- Task requirements:
Convert the lines from the beginning of the stored records through the line that contains "443, 258, 472]" into a JSON list of strings, with one string per line and any blank lines omitted.
== Task material ==
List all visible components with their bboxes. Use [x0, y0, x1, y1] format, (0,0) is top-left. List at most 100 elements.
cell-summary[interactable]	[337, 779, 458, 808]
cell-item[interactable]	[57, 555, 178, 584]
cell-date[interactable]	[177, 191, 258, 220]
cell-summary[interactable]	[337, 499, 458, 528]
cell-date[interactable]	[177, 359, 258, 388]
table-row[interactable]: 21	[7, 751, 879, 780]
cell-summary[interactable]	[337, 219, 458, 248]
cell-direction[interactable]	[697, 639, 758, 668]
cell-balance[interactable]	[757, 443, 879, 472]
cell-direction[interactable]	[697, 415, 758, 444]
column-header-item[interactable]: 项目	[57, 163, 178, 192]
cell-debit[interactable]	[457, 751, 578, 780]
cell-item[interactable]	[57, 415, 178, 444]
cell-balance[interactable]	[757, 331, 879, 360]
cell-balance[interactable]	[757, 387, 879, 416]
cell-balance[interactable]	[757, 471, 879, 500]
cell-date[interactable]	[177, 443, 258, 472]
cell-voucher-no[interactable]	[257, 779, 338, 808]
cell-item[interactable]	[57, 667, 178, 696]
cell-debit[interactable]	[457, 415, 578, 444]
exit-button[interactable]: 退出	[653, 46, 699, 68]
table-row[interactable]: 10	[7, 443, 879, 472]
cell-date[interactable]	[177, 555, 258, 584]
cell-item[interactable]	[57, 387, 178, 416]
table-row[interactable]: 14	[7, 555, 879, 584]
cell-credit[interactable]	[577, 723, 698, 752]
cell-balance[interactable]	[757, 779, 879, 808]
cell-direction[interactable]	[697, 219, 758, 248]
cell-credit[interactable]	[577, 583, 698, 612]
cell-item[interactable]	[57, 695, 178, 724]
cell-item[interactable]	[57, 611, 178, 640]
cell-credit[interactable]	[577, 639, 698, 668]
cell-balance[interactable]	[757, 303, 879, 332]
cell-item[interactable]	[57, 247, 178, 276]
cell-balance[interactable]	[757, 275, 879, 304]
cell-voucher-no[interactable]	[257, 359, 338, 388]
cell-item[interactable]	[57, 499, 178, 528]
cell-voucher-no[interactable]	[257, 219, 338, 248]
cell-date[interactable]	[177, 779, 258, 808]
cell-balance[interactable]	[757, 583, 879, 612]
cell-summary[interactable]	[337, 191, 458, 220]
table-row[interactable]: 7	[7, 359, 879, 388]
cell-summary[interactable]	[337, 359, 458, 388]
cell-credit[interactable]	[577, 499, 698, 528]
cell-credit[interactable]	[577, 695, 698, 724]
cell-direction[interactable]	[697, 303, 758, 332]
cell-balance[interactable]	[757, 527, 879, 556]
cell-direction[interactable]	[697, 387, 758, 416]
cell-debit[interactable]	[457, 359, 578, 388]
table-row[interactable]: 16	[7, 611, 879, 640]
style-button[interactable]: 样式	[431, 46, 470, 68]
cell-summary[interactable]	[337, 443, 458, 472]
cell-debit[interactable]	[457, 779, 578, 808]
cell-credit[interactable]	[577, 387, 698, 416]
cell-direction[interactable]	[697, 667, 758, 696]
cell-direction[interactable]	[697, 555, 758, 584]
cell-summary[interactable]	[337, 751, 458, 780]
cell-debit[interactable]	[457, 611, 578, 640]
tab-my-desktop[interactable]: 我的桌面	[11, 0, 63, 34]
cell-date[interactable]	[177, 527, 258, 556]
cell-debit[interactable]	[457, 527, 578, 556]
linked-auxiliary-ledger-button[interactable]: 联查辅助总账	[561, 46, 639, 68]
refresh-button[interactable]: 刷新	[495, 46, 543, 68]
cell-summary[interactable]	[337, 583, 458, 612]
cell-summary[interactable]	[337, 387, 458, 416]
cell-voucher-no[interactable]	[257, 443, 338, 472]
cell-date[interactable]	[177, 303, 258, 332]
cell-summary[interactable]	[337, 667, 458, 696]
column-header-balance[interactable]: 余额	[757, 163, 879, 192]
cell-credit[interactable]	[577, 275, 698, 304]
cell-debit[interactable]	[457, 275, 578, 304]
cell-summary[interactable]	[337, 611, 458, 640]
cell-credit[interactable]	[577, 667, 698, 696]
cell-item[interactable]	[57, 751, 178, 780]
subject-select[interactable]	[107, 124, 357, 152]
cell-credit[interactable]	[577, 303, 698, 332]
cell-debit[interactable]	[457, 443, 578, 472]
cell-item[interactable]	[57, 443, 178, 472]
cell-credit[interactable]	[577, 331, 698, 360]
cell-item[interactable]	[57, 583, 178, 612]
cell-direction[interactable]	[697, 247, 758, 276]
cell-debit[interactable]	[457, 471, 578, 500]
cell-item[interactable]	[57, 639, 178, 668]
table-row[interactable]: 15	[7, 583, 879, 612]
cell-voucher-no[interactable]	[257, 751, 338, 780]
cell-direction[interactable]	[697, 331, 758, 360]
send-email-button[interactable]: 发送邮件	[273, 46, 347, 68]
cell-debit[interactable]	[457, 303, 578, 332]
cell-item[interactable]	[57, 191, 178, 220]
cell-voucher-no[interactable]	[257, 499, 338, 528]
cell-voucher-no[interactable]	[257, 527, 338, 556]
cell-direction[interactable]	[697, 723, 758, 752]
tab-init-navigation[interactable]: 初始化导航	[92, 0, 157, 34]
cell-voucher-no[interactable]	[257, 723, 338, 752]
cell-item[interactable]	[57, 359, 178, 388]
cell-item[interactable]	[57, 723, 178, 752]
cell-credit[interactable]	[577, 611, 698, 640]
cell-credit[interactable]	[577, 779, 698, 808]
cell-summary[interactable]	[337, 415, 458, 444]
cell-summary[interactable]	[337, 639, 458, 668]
===
- Solution:
[
  "List all visible components with their bboxes. Use [x0, y0, x1, y1] format, (0,0) is top-left. List at most 100 elements.",
  "cell-summary[interactable]\t[337, 779, 458, 808]",
  "cell-item[interactable]\t[57, 555, 178, 584]",
  "cell-date[interactable]\t[177, 191, 258, 220]",
  "cell-summary[interactable]\t[337, 499, 458, 528]",
  "cell-date[interactable]\t[177, 359, 258, 388]",
  "table-row[interactable]: 21\t[7, 751, 879, 780]",
  "cell-summary[interactable]\t[337, 219, 458, 248]",
  "cell-direction[interactable]\t[697, 639, 758, 668]",
  "cell-balance[interactable]\t[757, 443, 879, 472]",
  "cell-direction[interactable]\t[697, 415, 758, 444]",
  "column-header-item[interactable]: 项目\t[57, 163, 178, 192]",
  "cell-debit[interactable]\t[457, 751, 578, 780]",
  "cell-item[interactable]\t[57, 415, 178, 444]",
  "cell-balance[interactable]\t[757, 331, 879, 360]",
  "cell-balance[interactable]\t[757, 387, 879, 416]",
  "cell-balance[interactable]\t[757, 471, 879, 500]",
  "cell-date[interactable]\t[177, 443, 258, 472]"
]